## Required task
Take each line containing the word "供需双方确认" and copy it.

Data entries
--- START ---

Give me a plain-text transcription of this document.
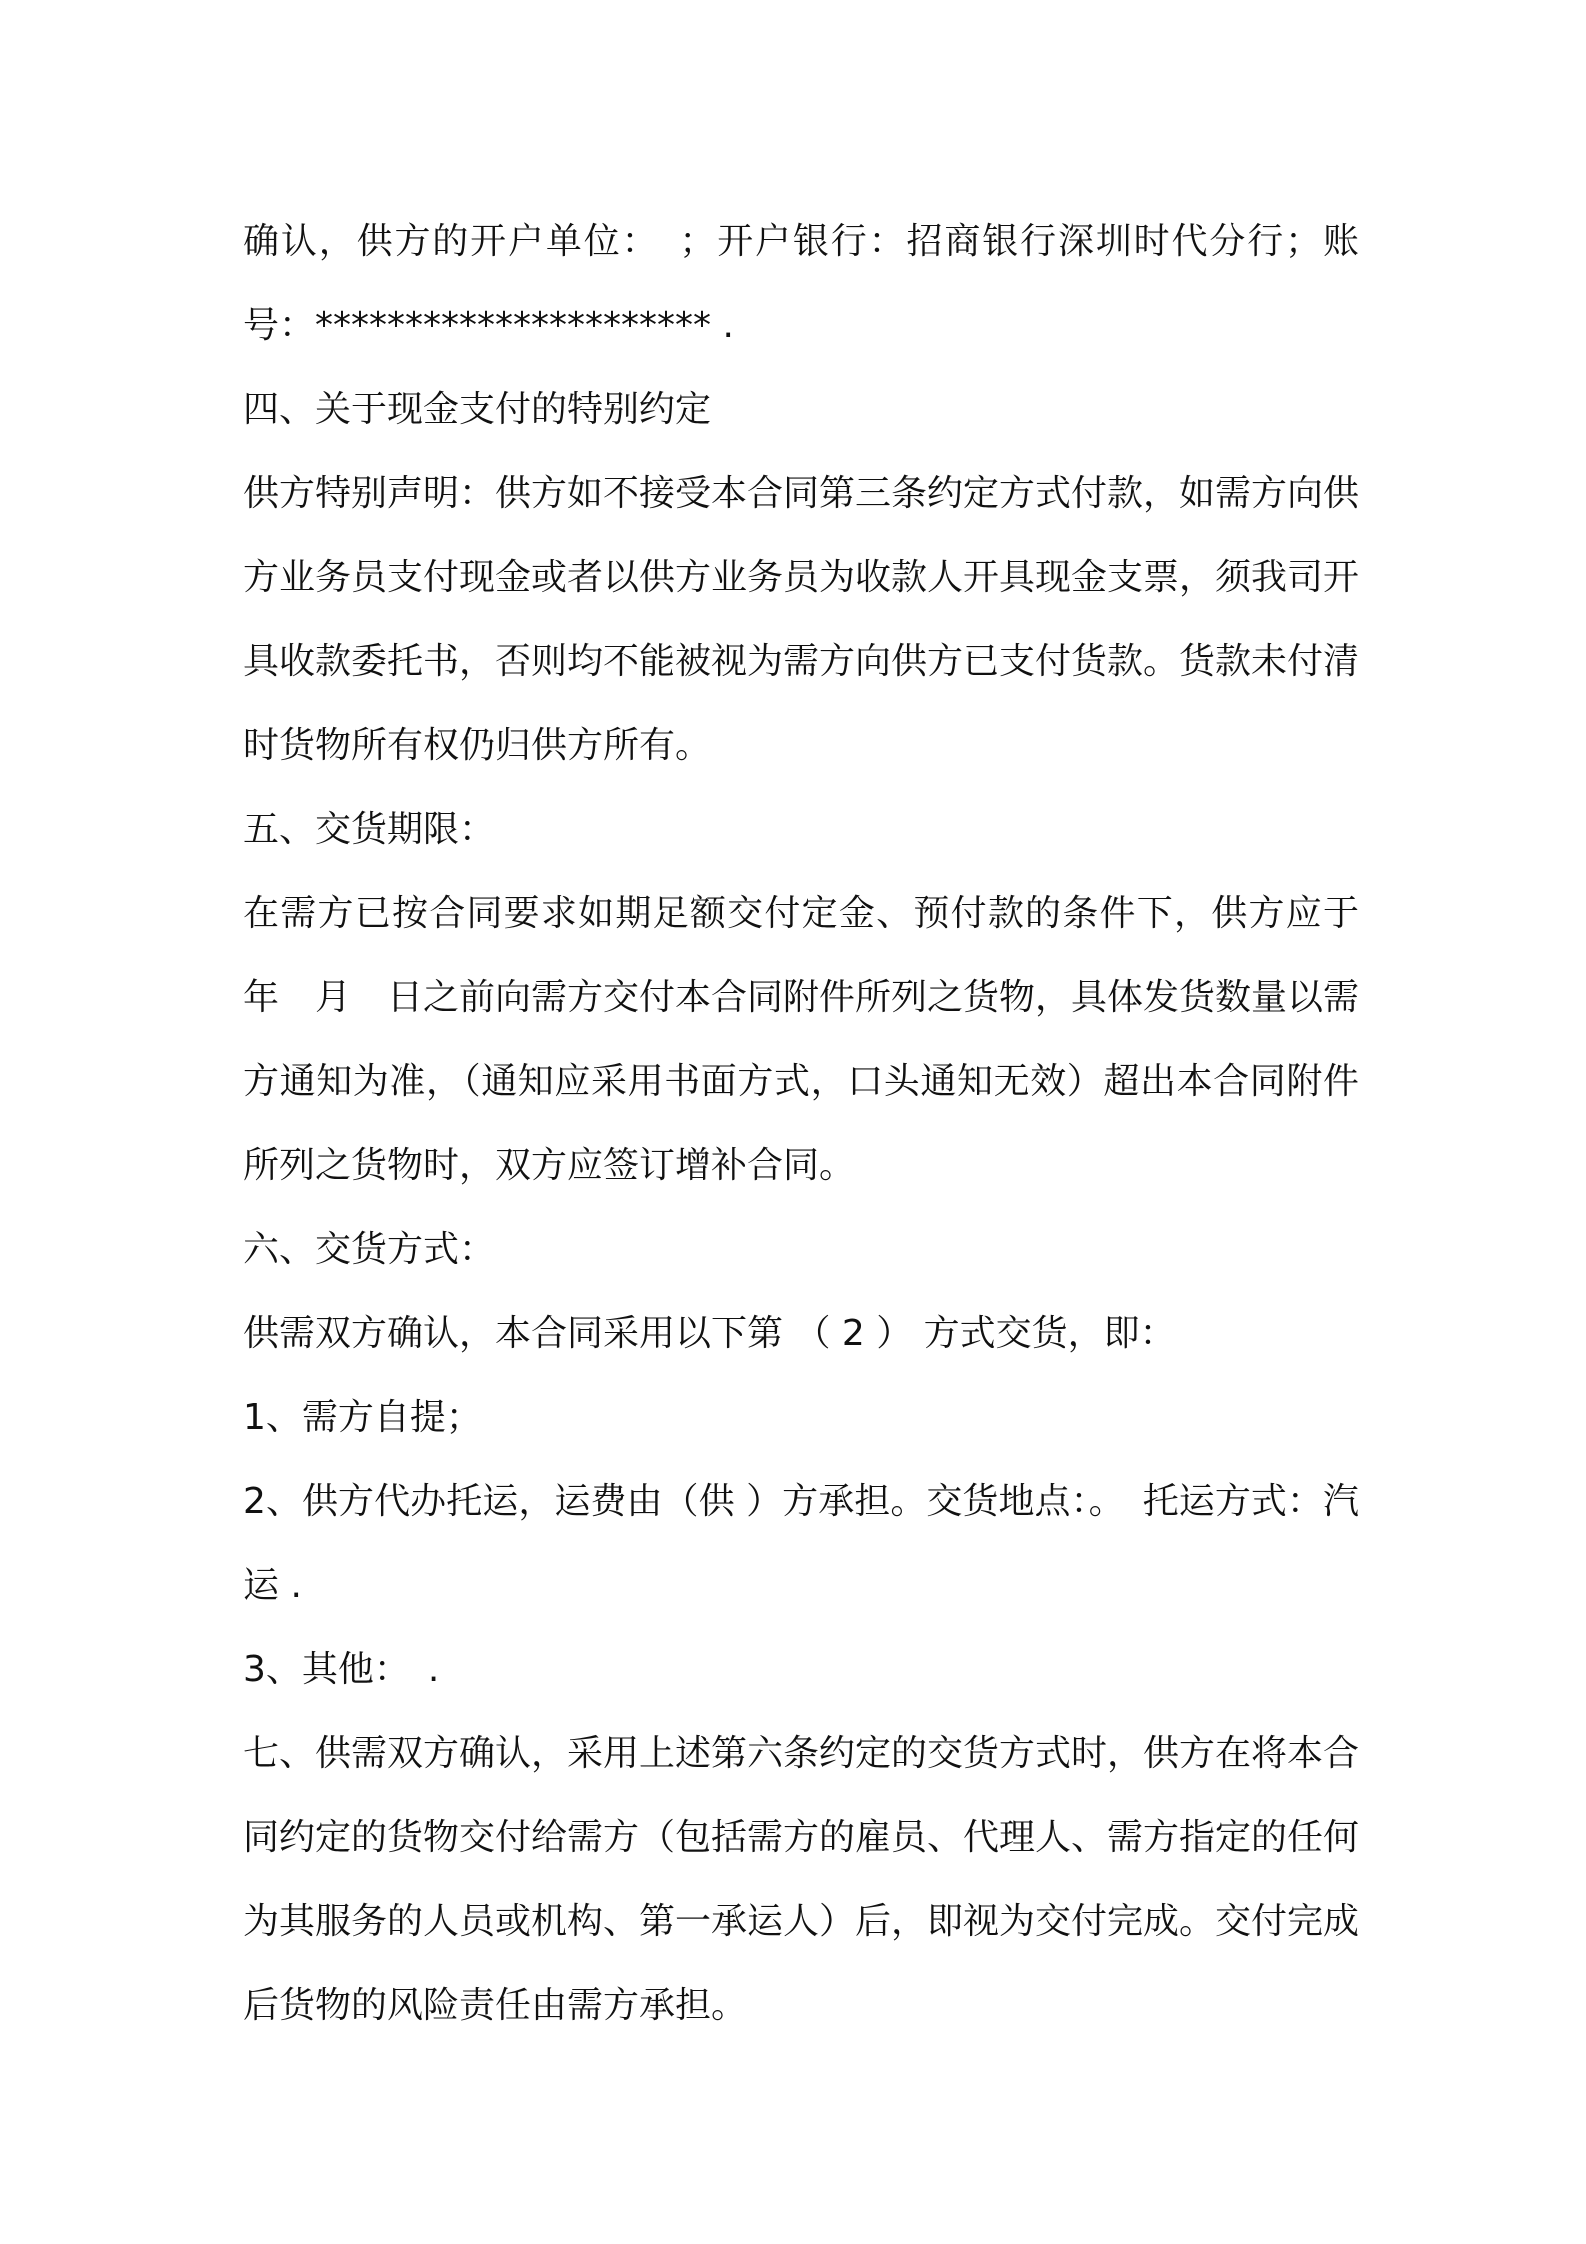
确认，供方的开户单位：　；开户银行：招商银行深圳时代分行；账号：********************** .

四、关于现金支付的特别约定

供方特别声明：供方如不接受本合同第三条约定方式付款，如需方向供方业务员支付现金或者以供方业务员为收款人开具现金支票，须我司开具收款委托书，否则均不能被视为需方向供方已支付货款。货款未付清时货物所有权仍归供方所有。

五、交货期限：

在需方已按合同要求如期足额交付定金、预付款的条件下，供方应于　年　月　日之前向需方交付本合同附件所列之货物，具体发货数量以需方通知为准，（通知应采用书面方式，口头通知无效）超出本合同附件所列之货物时，双方应签订增补合同。

六、交货方式：

供需双方确认，本合同采用以下第 （ 2 ） 方式交货，即：

1、需方自提；

2、供方代办托运，运费由（供 ）方承担。交货地点：。　托运方式：汽运 .

3、其他：　.

七、供需双方确认，采用上述第六条约定的交货方式时，供方在将本合同约定的货物交付给需方（包括需方的雇员、代理人、需方指定的任何为其服务的人员或机构、第一承运人）后，即视为交付完成。交付完成后货物的风险责任由需方承担。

--- END ---

## Result of this exercise
供需双方确认，本合同采用以下第 （ 2 ） 方式交货，即：
七、供需双方确认，采用上述第六条约定的交货方式时，供方在将本合同约定的货物交付给需方（包括需方的雇员、代理人、需方指定的任何为其服务的人员或机构、第一承运人）后，即视为交付完成。交付完成后货物的风险责任由需方承担。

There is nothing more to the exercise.